▶ Material supplied
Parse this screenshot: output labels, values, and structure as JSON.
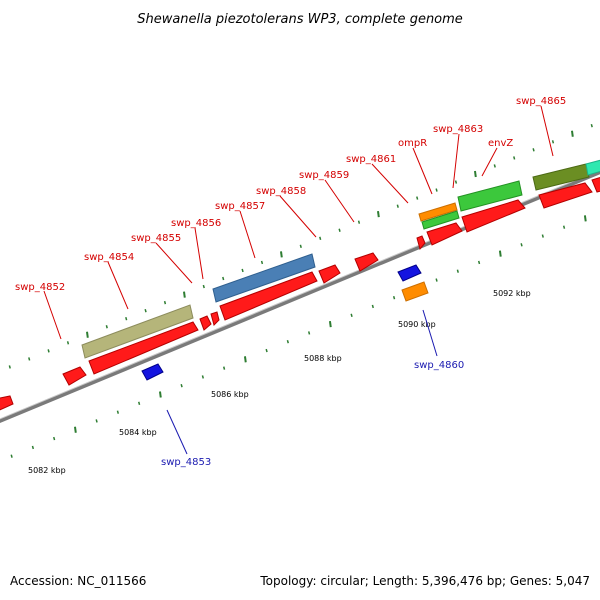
{
  "title": "Shewanella piezotolerans WP3, complete genome",
  "footer": {
    "accession": "Accession: NC_011566",
    "summary": "Topology: circular; Length: 5,396,476 bp; Genes: 5,047"
  },
  "colors": {
    "forward_label": "#d40000",
    "reverse_label": "#1a1ab0",
    "backbone": "#8a8a8a",
    "tick": "#2e7d32",
    "cds_forward": "#ff1a1a",
    "cds_reverse": "#1414e0"
  },
  "scale_labels": [
    "5082 kbp",
    "5084 kbp",
    "5086 kbp",
    "5088 kbp",
    "5090 kbp",
    "5092 kbp"
  ],
  "genes_forward": [
    {
      "id": "f-4852",
      "label": "swp_4852",
      "cog_color": "#ff1a1a"
    },
    {
      "id": "f-4854",
      "label": "swp_4854",
      "cog_color": "#b5b57a"
    },
    {
      "id": "f-4855",
      "label": "swp_4855",
      "cog_color": "#ff1a1a"
    },
    {
      "id": "f-4856",
      "label": "swp_4856",
      "cog_color": "#ff1a1a"
    },
    {
      "id": "f-4857",
      "label": "swp_4857",
      "cog_color": "#4a7fb5"
    },
    {
      "id": "f-4858",
      "label": "swp_4858",
      "cog_color": "#ff1a1a"
    },
    {
      "id": "f-4859",
      "label": "swp_4859",
      "cog_color": "#ff1a1a"
    },
    {
      "id": "f-4861",
      "label": "swp_4861",
      "cog_color": "#ff1a1a"
    },
    {
      "id": "f-ompR",
      "label": "ompR",
      "cog_color": "#ff8c00"
    },
    {
      "id": "f-4863",
      "label": "swp_4863",
      "cog_color": "#3cc83c"
    },
    {
      "id": "f-envZ",
      "label": "envZ",
      "cog_color": "#3cc83c"
    },
    {
      "id": "f-4865",
      "label": "swp_4865",
      "cog_color": "#6b8e23"
    }
  ],
  "genes_reverse": [
    {
      "id": "r-4853",
      "label": "swp_4853",
      "cog_color": "#1414e0"
    },
    {
      "id": "r-4860",
      "label": "swp_4860",
      "cog_color": "#1414e0"
    }
  ]
}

▶ What is being asked
Return all the lines above exactly; none of the pictures should appear.

▶ Answer to this problem
Parse this screenshot: output labels, values, and structure as JSON.
{
  "title": "Shewanella piezotolerans WP3, complete genome",
  "footer": {
    "accession": "Accession: NC_011566",
    "summary": "Topology: circular; Length: 5,396,476 bp; Genes: 5,047"
  },
  "colors": {
    "forward_label": "#d40000",
    "reverse_label": "#1a1ab0",
    "backbone": "#8a8a8a",
    "tick": "#2e7d32",
    "cds_forward": "#ff1a1a",
    "cds_reverse": "#1414e0"
  },
  "scale_labels": [
    "5082 kbp",
    "5084 kbp",
    "5086 kbp",
    "5088 kbp",
    "5090 kbp",
    "5092 kbp"
  ],
  "genes_forward": [
    {
      "id": "f-4852",
      "label": "swp_4852",
      "cog_color": "#ff1a1a"
    },
    {
      "id": "f-4854",
      "label": "swp_4854",
      "cog_color": "#b5b57a"
    },
    {
      "id": "f-4855",
      "label": "swp_4855",
      "cog_color": "#ff1a1a"
    },
    {
      "id": "f-4856",
      "label": "swp_4856",
      "cog_color": "#ff1a1a"
    },
    {
      "id": "f-4857",
      "label": "swp_4857",
      "cog_color": "#4a7fb5"
    },
    {
      "id": "f-4858",
      "label": "swp_4858",
      "cog_color": "#ff1a1a"
    },
    {
      "id": "f-4859",
      "label": "swp_4859",
      "cog_color": "#ff1a1a"
    },
    {
      "id": "f-4861",
      "label": "swp_4861",
      "cog_color": "#ff1a1a"
    },
    {
      "id": "f-ompR",
      "label": "ompR",
      "cog_color": "#ff8c00"
    },
    {
      "id": "f-4863",
      "label": "swp_4863",
      "cog_color": "#3cc83c"
    },
    {
      "id": "f-envZ",
      "label": "envZ",
      "cog_color": "#3cc83c"
    },
    {
      "id": "f-4865",
      "label": "swp_4865",
      "cog_color": "#6b8e23"
    }
  ],
  "genes_reverse": [
    {
      "id": "r-4853",
      "label": "swp_4853",
      "cog_color": "#1414e0"
    },
    {
      "id": "r-4860",
      "label": "swp_4860",
      "cog_color": "#1414e0"
    }
  ]
}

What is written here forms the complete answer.